(GOALS):
- 1) From the news report on Darryl George's suspension, list every calendar date given as a month and day.
- 2) Write the next few paragraphs of the news report on Darryl George's suspension, picking up after its final sentence.

(SUPPLIED TEXT):
After serving more than a month of in-school suspension over his dreadlocks, a Black student in Texas was told he will be removed from his high school and sent to a disciplinary alternative education program on Thursday.

Darryl George, 18, is a junior at Barbers Hill High School in Mont Belvieu and has been suspended since Aug. 31. He will be sent to EPIC, an alternative school program, from Oct. 12 through Nov. 29 for “failure to comply” with multiple campus and classroom regulations, the principal said in a Wednesday letter provided to The Associated Press by the family.

Principal Lance Murphy wrote that George has repeatedly violated the district's “previously communicated standards of student conduct." The letter also says that George will be allowed to return to regular classroom instruction on Nov. 30 but will not be allowed to return to his high school's campus until then unless he's there to discuss his conduct with school administrators.

Barbers Hill Independent School District prohibits male students from having hair extending below the eyebrows, ear lobes or top of a T-shirt collar, according to the student handbook. Additionally, hair on all students must be clean, well-groomed, geometrical and not an unnatural color or variation. The school does not require uniforms.

George's mother, Darresha George, and the family's attorney deny the teenager's hairstyle violates the dress code. The family last month filed a formal complaint with the Texas Education Agency and a federal civil rights lawsuit against the state’s governor and attorney general, alleging they failed to enforce a new law outlawing discrimination based on hairstyles.

(LISTED RECORDS):
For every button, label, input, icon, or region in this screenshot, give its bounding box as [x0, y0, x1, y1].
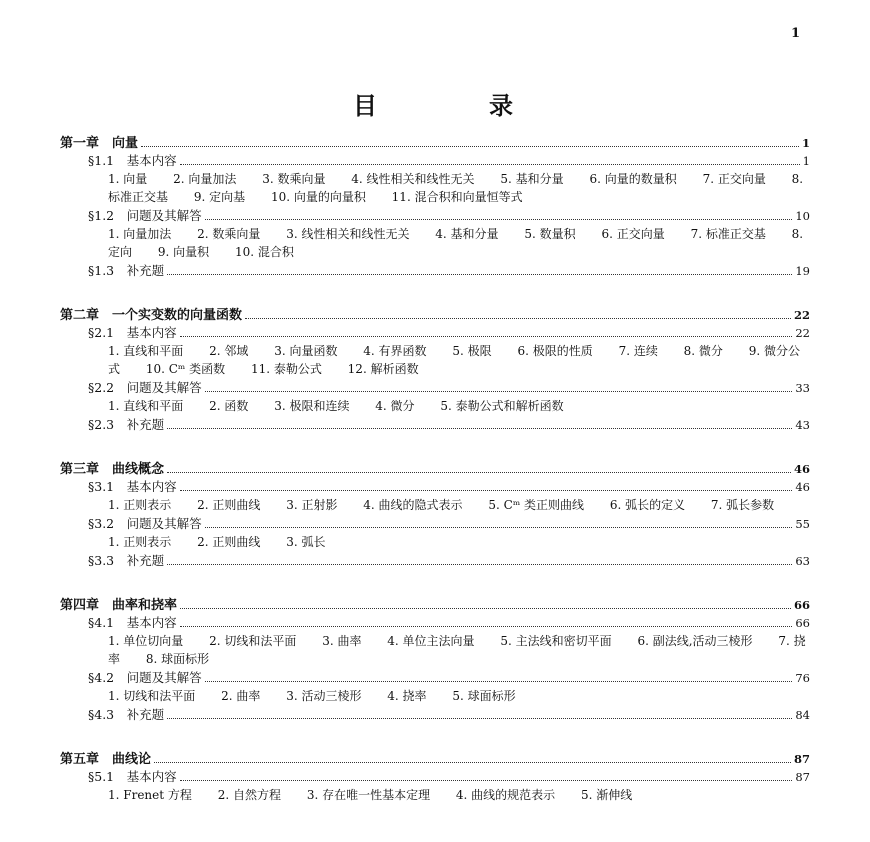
topic-item: 2. 邻域 [209, 344, 249, 358]
dot-leader [167, 472, 791, 473]
section-title: 补充题 [126, 417, 165, 432]
section-number: §5.1 [88, 769, 115, 784]
topic-item: 6. 向量的数量积 [589, 172, 677, 186]
topic-item: 1. 正则表示 [108, 535, 172, 549]
dot-leader [167, 428, 792, 429]
topic-item: 3. 存在唯一性基本定理 [306, 788, 431, 802]
dot-leader [205, 391, 793, 392]
section-entry [60, 613, 810, 632]
section-page: 22 [795, 326, 810, 340]
topic-item: 11. 泰勒公式 [250, 362, 322, 376]
chapter-label: 第三章 [60, 462, 100, 477]
topic-item: 9. 定向基 [193, 190, 246, 204]
chapter-page: 66 [793, 598, 810, 612]
dot-leader [141, 146, 799, 147]
topic-item: 3. 弧长 [286, 535, 326, 549]
topic-item: 1. 直线和平面 [108, 399, 184, 413]
topic-item: 5. 渐伸线 [581, 788, 633, 802]
chapter-title: 曲线概念 [112, 462, 165, 477]
page-number: 1 [790, 26, 800, 41]
section-number: §2.3 [88, 417, 115, 432]
section-number: §1.2 [88, 208, 115, 223]
section-number: §3.3 [88, 553, 115, 568]
topic-item: 3. 向量函数 [274, 344, 338, 358]
dot-leader [167, 564, 792, 565]
topic-item: 8. 球面标形 [145, 652, 210, 666]
section-number: §1.1 [88, 153, 115, 168]
section-page: 55 [795, 517, 810, 531]
topic-item: 6. 副法线,活动三棱形 [637, 634, 753, 648]
topic-item: 6. 弧长的定义 [609, 498, 686, 512]
section-title: 补充题 [126, 263, 165, 278]
section-entry [60, 668, 810, 687]
section-page: 63 [795, 554, 810, 568]
section-number: §3.1 [88, 479, 115, 494]
dot-leader [167, 718, 792, 719]
chapter-label: 第四章 [60, 598, 100, 613]
topic-item: 9. 微分公式 [108, 344, 801, 376]
topic-item: 7. 标准正交基 [690, 227, 766, 241]
topic-list [60, 533, 810, 551]
chapter-entry [60, 458, 810, 477]
dot-leader [180, 490, 793, 491]
section-entry [60, 151, 810, 170]
section-title: 问题及其解答 [126, 670, 202, 685]
section-page: 46 [795, 480, 810, 494]
topic-item: 4. 线性相关和线性无关 [351, 172, 475, 186]
dot-leader [180, 626, 793, 627]
chapter-title: 向量 [112, 136, 139, 151]
topic-item: 2. 数乘向量 [197, 227, 261, 241]
chapter-label: 第五章 [60, 752, 100, 767]
topic-item: 8. 定向 [108, 227, 804, 259]
section-title: 基本内容 [126, 479, 177, 494]
chapter-page: 87 [793, 752, 810, 766]
topic-list [60, 496, 810, 514]
section-title: 问题及其解答 [126, 208, 202, 223]
topic-item: 1. 单位切向量 [108, 634, 184, 648]
chapter-entry [60, 594, 810, 613]
topic-list [60, 687, 810, 705]
section-number: §4.1 [88, 615, 115, 630]
section-entry [60, 415, 810, 434]
section-number: §2.2 [88, 380, 115, 395]
topic-item: 5. 基和分量 [500, 172, 564, 186]
section-entry [60, 477, 810, 496]
section-entry [60, 378, 810, 397]
topic-item: 2. 函数 [209, 399, 249, 413]
section-page: 43 [795, 418, 810, 432]
chapter-block [60, 748, 810, 804]
section-page: 76 [795, 671, 810, 685]
topic-item: 2. 正则曲线 [197, 498, 261, 512]
topic-item: 4. 曲线的规范表示 [455, 788, 556, 802]
topic-item: 5. Cᵐ 类正则曲线 [488, 498, 584, 512]
section-page: 33 [795, 381, 810, 395]
topic-item: 2. 正则曲线 [197, 535, 261, 549]
topic-item: 6. 正交向量 [601, 227, 665, 241]
topic-item: 5. 数量积 [524, 227, 576, 241]
section-entry [60, 767, 810, 786]
chapter-title: 一个实变数的向量函数 [112, 308, 243, 323]
topic-item: 5. 主法线和密切平面 [500, 634, 612, 648]
table-of-contents [60, 132, 810, 804]
topic-item: 3. 活动三棱形 [286, 689, 362, 703]
dot-leader [180, 336, 793, 337]
topic-item: 5. 泰勒公式和解析函数 [440, 399, 564, 413]
topic-item: 7. 正交向量 [702, 172, 766, 186]
section-title: 问题及其解答 [126, 380, 202, 395]
topic-item: 1. 切线和法平面 [108, 689, 196, 703]
section-number: §4.2 [88, 670, 115, 685]
section-page: 10 [795, 209, 810, 223]
topic-item: 4. 微分 [375, 399, 415, 413]
topic-list [60, 342, 810, 378]
section-title: 基本内容 [126, 325, 177, 340]
topic-list [60, 225, 810, 261]
topic-item: 5. 极限 [452, 344, 492, 358]
chapter-entry [60, 748, 810, 767]
section-page: 19 [795, 264, 810, 278]
topic-item: 3. 极限和连续 [274, 399, 350, 413]
chapter-block [60, 132, 810, 280]
topic-item: 1. Frenet 方程 [108, 788, 192, 802]
topic-item: 3. 数乘向量 [262, 172, 326, 186]
topic-list [60, 170, 810, 206]
section-page: 66 [795, 616, 810, 630]
chapter-entry [60, 304, 810, 323]
chapter-entry [60, 132, 810, 151]
dot-leader [154, 762, 791, 763]
topic-item: 8. 标准正交基 [108, 172, 804, 204]
dot-leader [205, 681, 793, 682]
section-entry [60, 323, 810, 342]
section-title: 补充题 [126, 553, 165, 568]
chapter-block [60, 594, 810, 724]
topic-item: 8. 微分 [683, 344, 723, 358]
topic-list [60, 397, 810, 415]
topic-item: 3. 线性相关和线性无关 [286, 227, 410, 241]
topic-item: 1. 向量加法 [108, 227, 172, 241]
topic-item: 9. 向量积 [157, 245, 210, 259]
chapter-title: 曲线论 [112, 752, 152, 767]
topic-item: 11. 混合积和向量恒等式 [391, 190, 523, 204]
topic-item: 7. 弧长参数 [710, 498, 775, 512]
topic-item: 12. 解析函数 [347, 362, 419, 376]
topic-item: 1. 向量 [108, 172, 148, 186]
topic-item: 10. 混合积 [234, 245, 294, 259]
topic-item: 3. 曲率 [322, 634, 362, 648]
section-number: §1.3 [88, 263, 115, 278]
topic-list [60, 632, 810, 668]
section-title: 问题及其解答 [126, 516, 202, 531]
topic-item: 4. 有界函数 [363, 344, 427, 358]
topic-item: 10. Cᵐ 类函数 [145, 362, 226, 376]
dot-leader [205, 219, 793, 220]
section-entry [60, 206, 810, 225]
chapter-block [60, 304, 810, 434]
section-title: 基本内容 [126, 769, 177, 784]
section-title: 基本内容 [126, 153, 177, 168]
section-number: §2.1 [88, 325, 115, 340]
section-page: 87 [795, 770, 810, 784]
topic-item: 3. 正射影 [286, 498, 338, 512]
section-page: 1 [802, 154, 810, 168]
topic-item: 4. 基和分量 [435, 227, 499, 241]
dot-leader [180, 164, 800, 165]
topic-item: 2. 曲率 [221, 689, 261, 703]
topic-list [60, 786, 810, 804]
dot-leader [180, 780, 793, 781]
topic-item: 5. 球面标形 [452, 689, 516, 703]
page-title: 目 录 [353, 91, 557, 120]
dot-leader [205, 527, 793, 528]
topic-item: 2. 自然方程 [217, 788, 281, 802]
topic-item: 2. 切线和法平面 [209, 634, 297, 648]
section-entry [60, 705, 810, 724]
section-title: 补充题 [126, 707, 165, 722]
topic-item: 4. 曲线的隐式表示 [363, 498, 463, 512]
chapter-page: 1 [801, 136, 810, 150]
chapter-block [60, 458, 810, 570]
section-entry [60, 261, 810, 280]
chapter-label: 第一章 [60, 136, 100, 151]
topic-item: 1. 正则表示 [108, 498, 172, 512]
section-page: 84 [795, 708, 810, 722]
topic-item: 7. 挠率 [108, 634, 806, 666]
topic-item: 4. 挠率 [387, 689, 427, 703]
dot-leader [245, 318, 791, 319]
chapter-label: 第二章 [60, 308, 100, 323]
chapter-page: 22 [793, 308, 810, 322]
chapter-page: 46 [793, 462, 810, 476]
section-number: §4.3 [88, 707, 115, 722]
dot-leader [180, 608, 791, 609]
topic-item: 7. 连续 [618, 344, 658, 358]
section-entry [60, 514, 810, 533]
section-entry [60, 551, 810, 570]
topic-item: 4. 单位主法向量 [387, 634, 475, 648]
topic-item: 1. 直线和平面 [108, 344, 184, 358]
section-title: 基本内容 [126, 615, 177, 630]
topic-item: 6. 极限的性质 [517, 344, 593, 358]
topic-item: 10. 向量的向量积 [270, 190, 366, 204]
dot-leader [167, 274, 792, 275]
section-number: §3.2 [88, 516, 115, 531]
topic-item: 2. 向量加法 [173, 172, 237, 186]
chapter-title: 曲率和挠率 [112, 598, 178, 613]
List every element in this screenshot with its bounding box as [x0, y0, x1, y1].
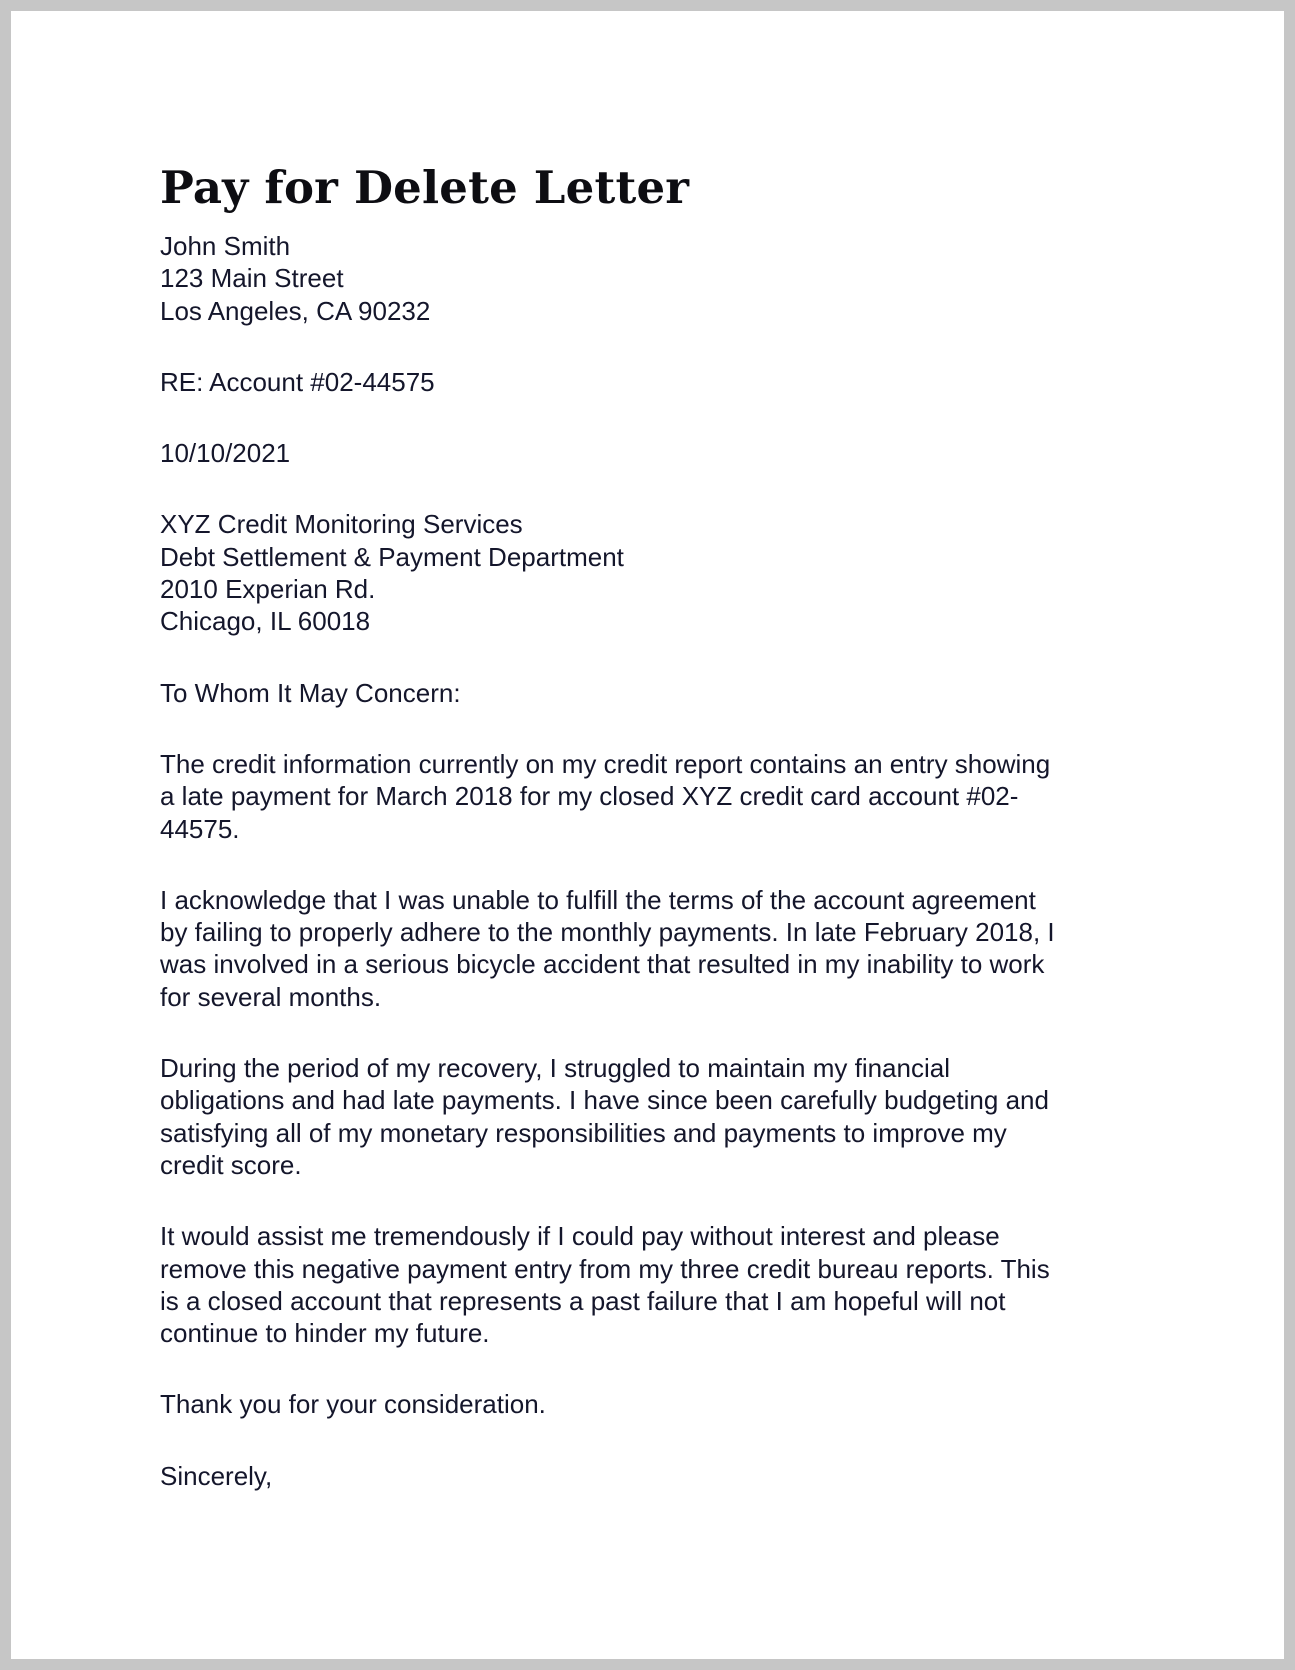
sender-city-line: Los Angeles, CA 90232 — [160, 295, 431, 326]
paragraph-line: a late payment for March 2018 for my closed XYZ credit card account #02- — [160, 781, 1019, 812]
paragraph-line: remove this negative payment entry from my three credit bureau reports. This — [160, 1253, 1050, 1284]
sender-name: John Smith — [160, 231, 291, 261]
date-line: 10/10/2021 — [160, 438, 291, 469]
closing — [160, 1460, 1160, 1492]
recipient-company: XYZ Credit Monitoring Services — [160, 509, 523, 540]
recipient-city-line: Chicago, IL 60018 — [160, 606, 371, 637]
paragraph-line: credit score. — [160, 1149, 302, 1180]
paragraph-line: I acknowledge that I was unable to fulfill the terms of the account agreement — [160, 884, 1036, 915]
body-paragraph-4 — [160, 1220, 1160, 1349]
paragraph-line: by failing to properly adhere to the monthly payments. In late February 2018, I — [160, 917, 1055, 948]
sender-street: 123 Main Street — [160, 263, 344, 294]
paragraph-line: continue to hinder my future. — [160, 1318, 490, 1349]
account-reference — [160, 366, 1160, 398]
paragraph-line: for several months. — [160, 981, 382, 1012]
salutation — [160, 677, 1160, 709]
salutation-line: To Whom It May Concern: — [160, 677, 461, 708]
recipient-street: 2010 Experian Rd. — [160, 574, 376, 605]
paragraph-line: It would assist me tremendously if I could pay without interest and please — [160, 1221, 1000, 1252]
sender-address — [160, 230, 1160, 327]
closing-text: Sincerely, — [160, 1460, 273, 1491]
body-paragraph-3 — [160, 1052, 1160, 1181]
paragraph-line: obligations and had late payments. I have since been carefully budgeting and — [160, 1085, 1049, 1116]
body-paragraph-2 — [160, 884, 1160, 1013]
thanks-line — [160, 1388, 1160, 1420]
paragraph-line: 44575. — [160, 813, 240, 844]
paragraph-line: The credit information currently on my credit report contains an entry showing — [160, 748, 1051, 779]
letter-page — [11, 11, 1284, 1659]
paragraph-line: was involved in a serious bicycle accident that resulted in my inability to work — [160, 949, 1045, 980]
paragraph-line: satisfying all of my monetary responsibilities and payments to improve my — [160, 1117, 1007, 1148]
thanks-text: Thank you for your consideration. — [160, 1389, 546, 1420]
letter-date — [160, 437, 1160, 469]
paragraph-line: During the period of my recovery, I struggled to maintain my financial — [160, 1053, 950, 1084]
letter-content — [160, 162, 1160, 1492]
recipient-department: Debt Settlement & Payment Department — [160, 541, 624, 572]
body-paragraph-1 — [160, 748, 1160, 845]
paragraph-line: is a closed account that represents a past failure that I am hopeful will not — [160, 1285, 1006, 1316]
recipient-address — [160, 508, 1160, 637]
reference-line: RE: Account #02-44575 — [160, 366, 435, 397]
letter-title: Pay for Delete Letter — [160, 161, 690, 214]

(TASK-BY-TASK RESULTS):
- 1) Aug. 31, Oct. 12, Nov. 29, Nov. 30

- 2)
The family alleges George's suspension and subsequent discipline violate the state’s CROWN Act, which took effect Sept. 1. The law, an acronym for “Create a Respectful and Open World for Natural Hair,” is intended to prohibit race-based hair discrimination and bars employers and schools from penalizing people because of hair texture or protective hairstyles including Afros, braids, dreadlocks, twists or Bantu knots.

A federal version passed in the U.S. House last year, but was not successful in the Senate.

The school district also filed a lawsuit in state district court asking a judge to clarify whether its dress code restrictions limiting student hair length for boys violates the CROWN Act. The lawsuit was filed in Chambers County, east of Houston.

George’s school previously clashed with two other Black male students over the dress code.

Barbers Hill officials told cousins De’Andre Arnold and Kaden Bradford they had to cut their dreadlocks in 2020. Their families sued the district in May 2020, and a federal judge later ruled the district’s hair policy was discriminatory. Their pending case helped spur Texas lawmakers to approve the state’s CROWN Act. Both students withdrew from the school, with Bradford returning after the judge’s ruling.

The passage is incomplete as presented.